Problem to solve
Please print every record below exactly as it appears.

Data for this exercise

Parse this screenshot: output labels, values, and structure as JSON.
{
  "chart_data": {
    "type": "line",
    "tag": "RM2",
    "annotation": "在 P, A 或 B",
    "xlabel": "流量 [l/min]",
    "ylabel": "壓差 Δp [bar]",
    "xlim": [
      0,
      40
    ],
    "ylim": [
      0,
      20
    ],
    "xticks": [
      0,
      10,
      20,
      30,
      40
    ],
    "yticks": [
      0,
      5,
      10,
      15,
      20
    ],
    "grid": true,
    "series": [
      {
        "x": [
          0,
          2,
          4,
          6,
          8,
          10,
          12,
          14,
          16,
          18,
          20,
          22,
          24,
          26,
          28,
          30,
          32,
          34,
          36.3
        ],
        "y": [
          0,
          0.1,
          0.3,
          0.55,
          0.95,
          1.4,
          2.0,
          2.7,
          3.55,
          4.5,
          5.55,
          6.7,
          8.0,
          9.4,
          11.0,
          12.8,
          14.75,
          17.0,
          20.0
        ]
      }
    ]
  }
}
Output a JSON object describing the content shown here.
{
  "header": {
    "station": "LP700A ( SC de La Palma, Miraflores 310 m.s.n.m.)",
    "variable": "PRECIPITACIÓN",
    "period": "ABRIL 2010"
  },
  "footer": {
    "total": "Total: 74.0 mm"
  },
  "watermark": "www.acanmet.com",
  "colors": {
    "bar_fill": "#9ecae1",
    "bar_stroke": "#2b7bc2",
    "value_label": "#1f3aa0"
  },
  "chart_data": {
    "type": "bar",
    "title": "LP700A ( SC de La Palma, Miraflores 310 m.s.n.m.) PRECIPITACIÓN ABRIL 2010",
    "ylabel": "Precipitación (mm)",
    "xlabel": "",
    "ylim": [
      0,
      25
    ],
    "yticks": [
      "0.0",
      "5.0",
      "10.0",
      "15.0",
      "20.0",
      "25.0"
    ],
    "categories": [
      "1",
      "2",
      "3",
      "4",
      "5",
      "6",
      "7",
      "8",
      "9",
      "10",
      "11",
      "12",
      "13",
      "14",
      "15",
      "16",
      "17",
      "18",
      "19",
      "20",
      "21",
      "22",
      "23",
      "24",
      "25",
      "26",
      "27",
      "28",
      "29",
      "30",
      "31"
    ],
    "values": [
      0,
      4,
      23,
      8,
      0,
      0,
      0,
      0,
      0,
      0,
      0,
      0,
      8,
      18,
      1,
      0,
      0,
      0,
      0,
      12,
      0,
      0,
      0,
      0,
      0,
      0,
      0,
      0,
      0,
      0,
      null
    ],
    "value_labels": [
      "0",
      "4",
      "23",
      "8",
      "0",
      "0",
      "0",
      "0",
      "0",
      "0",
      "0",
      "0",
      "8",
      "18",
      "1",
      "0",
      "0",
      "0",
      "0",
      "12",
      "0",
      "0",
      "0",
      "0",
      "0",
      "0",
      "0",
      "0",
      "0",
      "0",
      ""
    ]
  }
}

Answer to the task
Parse this screenshot: output labels, values, and structure as JSON.
{
  "chart_data": {
    "type": "line",
    "tag": "RM2",
    "annotation": "在 P, A 或 B",
    "xlabel": "流量 [l/min]",
    "ylabel": "壓差 Δp [bar]",
    "xlim": [
      0,
      40
    ],
    "ylim": [
      0,
      20
    ],
    "xticks": [
      0,
      10,
      20,
      30,
      40
    ],
    "yticks": [
      0,
      5,
      10,
      15,
      20
    ],
    "grid": true,
    "series": [
      {
        "x": [
          0,
          2,
          4,
          6,
          8,
          10,
          12,
          14,
          16,
          18,
          20,
          22,
          24,
          26,
          28,
          30,
          32,
          34,
          36.3
        ],
        "y": [
          0,
          0.1,
          0.3,
          0.55,
          0.95,
          1.4,
          2.0,
          2.7,
          3.55,
          4.5,
          5.55,
          6.7,
          8.0,
          9.4,
          11.0,
          12.8,
          14.75,
          17.0,
          20.0
        ]
      }
    ]
  }
}
Output a JSON object describing the content shown here.
{
  "header": {
    "station": "LP700A ( SC de La Palma, Miraflores 310 m.s.n.m.)",
    "variable": "PRECIPITACIÓN",
    "period": "ABRIL 2010"
  },
  "footer": {
    "total": "Total: 74.0 mm"
  },
  "watermark": "www.acanmet.com",
  "colors": {
    "bar_fill": "#9ecae1",
    "bar_stroke": "#2b7bc2",
    "value_label": "#1f3aa0"
  },
  "chart_data": {
    "type": "bar",
    "title": "LP700A ( SC de La Palma, Miraflores 310 m.s.n.m.) PRECIPITACIÓN ABRIL 2010",
    "ylabel": "Precipitación (mm)",
    "xlabel": "",
    "ylim": [
      0,
      25
    ],
    "yticks": [
      "0.0",
      "5.0",
      "10.0",
      "15.0",
      "20.0",
      "25.0"
    ],
    "categories": [
      "1",
      "2",
      "3",
      "4",
      "5",
      "6",
      "7",
      "8",
      "9",
      "10",
      "11",
      "12",
      "13",
      "14",
      "15",
      "16",
      "17",
      "18",
      "19",
      "20",
      "21",
      "22",
      "23",
      "24",
      "25",
      "26",
      "27",
      "28",
      "29",
      "30",
      "31"
    ],
    "values": [
      0,
      4,
      23,
      8,
      0,
      0,
      0,
      0,
      0,
      0,
      0,
      0,
      8,
      18,
      1,
      0,
      0,
      0,
      0,
      12,
      0,
      0,
      0,
      0,
      0,
      0,
      0,
      0,
      0,
      0,
      null
    ],
    "value_labels": [
      "0",
      "4",
      "23",
      "8",
      "0",
      "0",
      "0",
      "0",
      "0",
      "0",
      "0",
      "0",
      "8",
      "18",
      "1",
      "0",
      "0",
      "0",
      "0",
      "12",
      "0",
      "0",
      "0",
      "0",
      "0",
      "0",
      "0",
      "0",
      "0",
      "0",
      ""
    ]
  }
}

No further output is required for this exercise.